Reproduce every line of the material below without any change, leaving out the pictures.

Element location data:
§
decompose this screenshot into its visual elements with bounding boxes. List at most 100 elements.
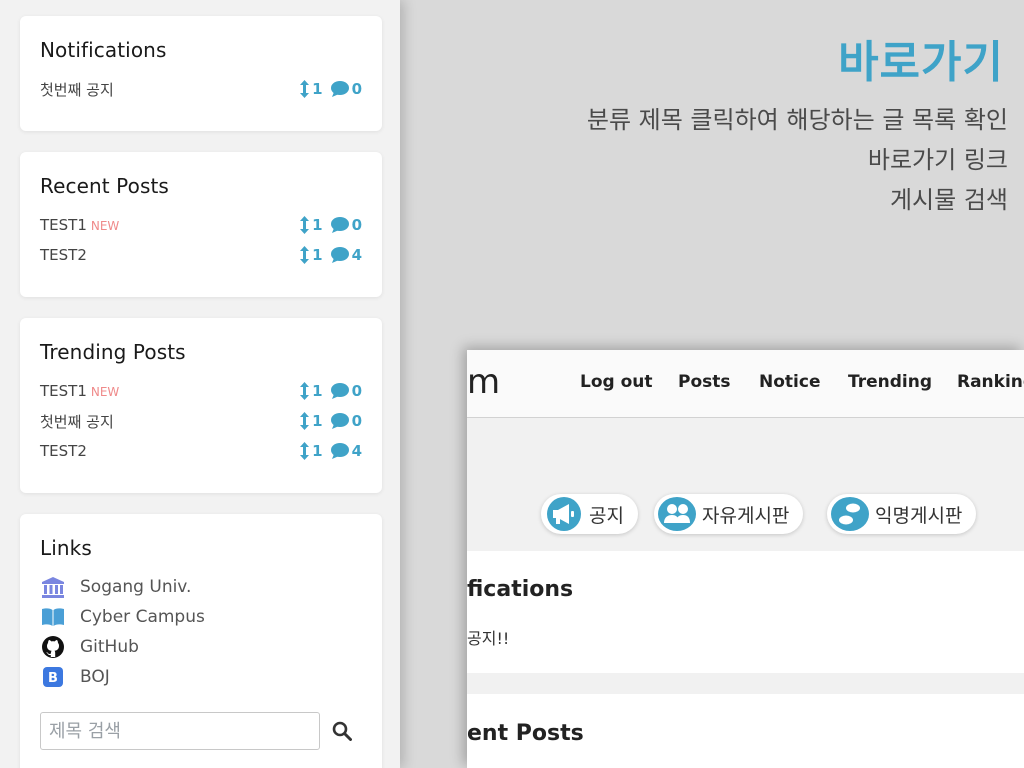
board-notice-button[interactable]: 공지 [541, 494, 638, 534]
comment-icon [330, 383, 349, 399]
github-icon [40, 636, 66, 658]
post-title-text[interactable]: TEST2 [40, 246, 87, 264]
search-input[interactable] [40, 712, 321, 750]
notifications-title[interactable]: Notifications [40, 38, 362, 62]
board-free-button[interactable]: 자유게시판 [654, 494, 804, 534]
post-title-text[interactable]: TEST1 [40, 216, 87, 234]
comment-icon [330, 247, 349, 263]
post-title[interactable]: TEST2 [40, 246, 300, 264]
vote-count: 1 [312, 382, 323, 400]
comment-icon [330, 443, 349, 459]
post-row[interactable]: TEST2 1 4 [40, 240, 362, 270]
link-boj[interactable]: B BOJ [40, 662, 362, 692]
trending-posts-title[interactable]: Trending Posts [40, 340, 362, 364]
book-icon [40, 606, 66, 628]
trending-posts-card: Trending Posts TEST1 NEW 1 0 첫번째 공지 1 0 … [20, 318, 382, 493]
vote-count: 1 [312, 442, 323, 460]
vote-count: 1 [312, 412, 323, 430]
link-label[interactable]: Cyber Campus [80, 607, 205, 627]
post-title[interactable]: 첫번째 공지 [40, 79, 300, 100]
vote-count: 1 [312, 246, 323, 264]
board-label[interactable]: 자유게시판 [702, 501, 789, 528]
nav-notice[interactable]: Notice [759, 372, 820, 392]
link-label[interactable]: Sogang Univ. [80, 577, 191, 597]
svg-text:B: B [48, 671, 58, 686]
shot-notifications-title[interactable]: fications [467, 577, 573, 602]
users-icon [658, 497, 696, 531]
post-stats: 1 0 [300, 80, 362, 98]
board-label[interactable]: 익명게시판 [875, 501, 962, 528]
post-title[interactable]: TEST2 [40, 442, 300, 460]
new-badge: NEW [90, 219, 120, 233]
shot-notifications-card: fications 공지!! [467, 551, 1024, 673]
comment-count: 0 [351, 216, 362, 234]
boj-icon: B [40, 666, 66, 688]
vote-arrows-icon [300, 382, 310, 400]
notifications-card: Notifications 첫번째 공지 1 0 [20, 16, 382, 131]
vote-count: 1 [312, 216, 323, 234]
recent-posts-card: Recent Posts TEST1 NEW 1 0 TEST2 1 4 [20, 152, 382, 297]
post-title-text[interactable]: TEST1 [40, 382, 87, 400]
new-badge: NEW [90, 385, 120, 399]
comment-icon [330, 413, 349, 429]
vote-arrows-icon [300, 216, 310, 234]
post-stats: 1 0 [300, 412, 362, 430]
post-title-text[interactable]: 첫번째 공지 [40, 81, 114, 99]
shot-navbar: m Log out Posts Notice Trending Ranking [467, 350, 1024, 418]
post-stats: 1 0 [300, 216, 362, 234]
comment-icon [330, 81, 349, 97]
nav-posts[interactable]: Posts [678, 372, 731, 392]
nav-ranking[interactable]: Ranking [957, 372, 1024, 392]
comment-count: 4 [351, 246, 362, 264]
post-title-text[interactable]: 첫번째 공지 [40, 413, 114, 431]
link-sogang[interactable]: Sogang Univ. [40, 572, 362, 602]
post-title[interactable]: TEST1 NEW [40, 382, 300, 400]
description-line: 게시물 검색 [889, 186, 1008, 214]
link-cyber-campus[interactable]: Cyber Campus [40, 602, 362, 632]
post-title-text[interactable]: TEST2 [40, 442, 87, 460]
comment-count: 4 [351, 442, 362, 460]
post-stats: 1 4 [300, 246, 362, 264]
post-row[interactable]: TEST2 1 4 [40, 436, 362, 466]
post-title[interactable]: 첫번째 공지 [40, 411, 300, 432]
description-line: 바로가기 링크 [867, 146, 1008, 174]
nav-trending[interactable]: Trending [848, 372, 932, 392]
search-button[interactable] [322, 712, 362, 750]
university-icon [40, 576, 66, 598]
shot-notification-item[interactable]: 공지!! [467, 625, 509, 649]
post-row[interactable]: TEST1 NEW 1 0 [40, 210, 362, 240]
shot-recent-title[interactable]: ent Posts [467, 721, 584, 746]
comment-count: 0 [351, 412, 362, 430]
post-row[interactable]: 첫번째 공지 1 0 [40, 406, 362, 436]
vote-arrows-icon [300, 412, 310, 430]
megaphone-icon [547, 497, 581, 531]
embedded-screenshot: m Log out Posts Notice Trending Ranking … [467, 350, 1024, 768]
link-label[interactable]: BOJ [80, 667, 110, 687]
post-row[interactable]: 첫번째 공지 1 0 [40, 74, 362, 104]
sidebar: Notifications 첫번째 공지 1 0 Recent Posts TE… [0, 0, 400, 768]
post-stats: 1 4 [300, 442, 362, 460]
vote-arrows-icon [300, 442, 310, 460]
shot-logo[interactable]: m [467, 362, 500, 402]
footprints-icon [831, 497, 869, 531]
links-title: Links [40, 536, 92, 560]
post-stats: 1 0 [300, 382, 362, 400]
shot-recent-card: ent Posts [467, 694, 1024, 768]
comment-count: 0 [351, 80, 362, 98]
link-label[interactable]: GitHub [80, 637, 139, 657]
board-label[interactable]: 공지 [589, 501, 624, 528]
board-anonymous-button[interactable]: 익명게시판 [827, 494, 977, 534]
recent-posts-title[interactable]: Recent Posts [40, 174, 362, 198]
vote-count: 1 [312, 80, 323, 98]
vote-arrows-icon [300, 80, 310, 98]
comment-icon [330, 217, 349, 233]
comment-count: 0 [351, 382, 362, 400]
description-line: 분류 제목 클릭하여 해당하는 글 목록 확인 [586, 106, 1008, 134]
nav-logout[interactable]: Log out [580, 372, 653, 392]
search-row [40, 712, 362, 750]
vote-arrows-icon [300, 246, 310, 264]
post-row[interactable]: TEST1 NEW 1 0 [40, 376, 362, 406]
link-github[interactable]: GitHub [40, 632, 362, 662]
post-title[interactable]: TEST1 NEW [40, 216, 300, 234]
headline: 바로가기 [838, 37, 1004, 88]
§
EXERCISE OUTPUT:
decompose this screenshot into its visual elements with bounding boxes. List at most 100 elements.
board-notice-button[interactable]: 공지 [541, 494, 638, 534]
comment-icon [330, 383, 349, 399]
github-icon [40, 636, 66, 658]
post-title-text[interactable]: TEST2 [40, 246, 87, 264]
search-input[interactable] [40, 712, 321, 750]
notifications-title[interactable]: Notifications [40, 38, 362, 62]
board-free-button[interactable]: 자유게시판 [654, 494, 804, 534]
post-title-text[interactable]: TEST1 [40, 216, 87, 234]
comment-icon [330, 247, 349, 263]
post-title[interactable]: TEST2 [40, 246, 300, 264]
vote-count: 1 [312, 382, 323, 400]
comment-icon [330, 443, 349, 459]
post-row[interactable]: TEST2 1 4 [40, 240, 362, 270]
link-boj[interactable]: B BOJ [40, 662, 362, 692]
trending-posts-title[interactable]: Trending Posts [40, 340, 362, 364]
book-icon [40, 606, 66, 628]
trending-posts-card: Trending Posts TEST1 NEW 1 0 첫번째 공지 1 0 … [20, 318, 382, 493]
vote-count: 1 [312, 442, 323, 460]
vote-count: 1 [312, 412, 323, 430]
link-label[interactable]: Cyber Campus [80, 607, 205, 627]
post-title[interactable]: 첫번째 공지 [40, 79, 300, 100]
vote-count: 1 [312, 246, 323, 264]
board-label[interactable]: 자유게시판 [702, 501, 789, 528]
nav-notice[interactable]: Notice [759, 372, 820, 392]
link-label[interactable]: Sogang Univ. [80, 577, 191, 597]
svg-text:B: B [48, 671, 58, 686]
shot-notifications-title[interactable]: fications [467, 577, 573, 602]
users-icon [658, 497, 696, 531]
post-stats: 1 0 [300, 80, 362, 98]
board-label[interactable]: 익명게시판 [875, 501, 962, 528]
post-title[interactable]: TEST2 [40, 442, 300, 460]
new-badge: NEW [90, 219, 120, 233]
shot-notifications-card: fications 공지!! [467, 551, 1024, 673]
comment-count: 0 [351, 216, 362, 234]
boj-icon: B [40, 666, 66, 688]
vote-arrows-icon [300, 382, 310, 400]
notifications-card: Notifications 첫번째 공지 1 0 [20, 16, 382, 131]
vote-count: 1 [312, 216, 323, 234]
recent-posts-card: Recent Posts TEST1 NEW 1 0 TEST2 1 4 [20, 152, 382, 297]
post-title-text[interactable]: TEST1 [40, 382, 87, 400]
new-badge: NEW [90, 385, 120, 399]
comment-icon [330, 413, 349, 429]
vote-arrows-icon [300, 216, 310, 234]
post-stats: 1 0 [300, 412, 362, 430]
post-title-text[interactable]: 첫번째 공지 [40, 81, 114, 99]
shot-navbar: m Log out Posts Notice Trending Ranking [467, 350, 1024, 418]
post-stats: 1 0 [300, 216, 362, 234]
comment-icon [330, 81, 349, 97]
nav-posts[interactable]: Posts [678, 372, 731, 392]
nav-ranking[interactable]: Ranking [957, 372, 1024, 392]
comment-count: 4 [351, 246, 362, 264]
post-title-text[interactable]: 첫번째 공지 [40, 413, 114, 431]
link-sogang[interactable]: Sogang Univ. [40, 572, 362, 602]
post-title[interactable]: TEST1 NEW [40, 382, 300, 400]
description-line: 게시물 검색 [889, 186, 1008, 214]
link-cyber-campus[interactable]: Cyber Campus [40, 602, 362, 632]
post-title-text[interactable]: TEST2 [40, 442, 87, 460]
comment-count: 4 [351, 442, 362, 460]
post-stats: 1 4 [300, 246, 362, 264]
post-row[interactable]: TEST2 1 4 [40, 436, 362, 466]
post-title[interactable]: 첫번째 공지 [40, 411, 300, 432]
description-line: 바로가기 링크 [867, 146, 1008, 174]
nav-trending[interactable]: Trending [848, 372, 932, 392]
search-button[interactable] [322, 712, 362, 750]
university-icon [40, 576, 66, 598]
shot-notification-item[interactable]: 공지!! [467, 625, 509, 649]
post-row[interactable]: TEST1 NEW 1 0 [40, 210, 362, 240]
shot-recent-title[interactable]: ent Posts [467, 721, 584, 746]
comment-count: 0 [351, 412, 362, 430]
post-row[interactable]: 첫번째 공지 1 0 [40, 406, 362, 436]
vote-arrows-icon [300, 412, 310, 430]
megaphone-icon [547, 497, 581, 531]
embedded-screenshot: m Log out Posts Notice Trending Ranking … [467, 350, 1024, 768]
link-label[interactable]: BOJ [80, 667, 110, 687]
post-row[interactable]: 첫번째 공지 1 0 [40, 74, 362, 104]
sidebar: Notifications 첫번째 공지 1 0 Recent Posts TE… [0, 0, 400, 768]
post-stats: 1 4 [300, 442, 362, 460]
vote-arrows-icon [300, 442, 310, 460]
shot-logo[interactable]: m [467, 362, 500, 402]
footprints-icon [831, 497, 869, 531]
links-title: Links [40, 536, 92, 560]
post-stats: 1 0 [300, 382, 362, 400]
shot-recent-card: ent Posts [467, 694, 1024, 768]
comment-count: 0 [351, 80, 362, 98]
link-label[interactable]: GitHub [80, 637, 139, 657]
board-label[interactable]: 공지 [589, 501, 624, 528]
board-anonymous-button[interactable]: 익명게시판 [827, 494, 977, 534]
recent-posts-title[interactable]: Recent Posts [40, 174, 362, 198]
vote-count: 1 [312, 80, 323, 98]
vote-arrows-icon [300, 80, 310, 98]
comment-icon [330, 217, 349, 233]
comment-count: 0 [351, 382, 362, 400]
description-line: 분류 제목 클릭하여 해당하는 글 목록 확인 [586, 106, 1008, 134]
nav-logout[interactable]: Log out [580, 372, 653, 392]
search-row [40, 712, 362, 750]
vote-arrows-icon [300, 246, 310, 264]
post-row[interactable]: TEST1 NEW 1 0 [40, 376, 362, 406]
link-github[interactable]: GitHub [40, 632, 362, 662]
post-title[interactable]: TEST1 NEW [40, 216, 300, 234]
headline: 바로가기 [838, 37, 1004, 88]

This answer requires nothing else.